#### WORK ORDER:
Your answer is a number only: how many lines in the data below contain "from"?

__________

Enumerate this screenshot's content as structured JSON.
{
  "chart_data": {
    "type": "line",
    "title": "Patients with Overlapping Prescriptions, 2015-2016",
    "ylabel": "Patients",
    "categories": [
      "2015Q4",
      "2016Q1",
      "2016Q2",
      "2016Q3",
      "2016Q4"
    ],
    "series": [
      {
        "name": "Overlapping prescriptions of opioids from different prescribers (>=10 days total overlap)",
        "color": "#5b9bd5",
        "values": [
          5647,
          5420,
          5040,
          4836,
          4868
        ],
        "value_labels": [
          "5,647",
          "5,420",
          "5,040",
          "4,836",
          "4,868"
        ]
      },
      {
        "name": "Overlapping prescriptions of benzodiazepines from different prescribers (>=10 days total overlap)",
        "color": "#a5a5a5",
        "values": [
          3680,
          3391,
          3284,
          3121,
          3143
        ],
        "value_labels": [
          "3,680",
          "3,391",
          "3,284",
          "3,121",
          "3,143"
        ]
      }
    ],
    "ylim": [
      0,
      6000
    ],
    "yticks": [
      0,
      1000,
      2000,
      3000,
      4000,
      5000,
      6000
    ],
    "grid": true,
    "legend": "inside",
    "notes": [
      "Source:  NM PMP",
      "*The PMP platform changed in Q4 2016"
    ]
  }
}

__________

#### YOUR SOLUTION:
2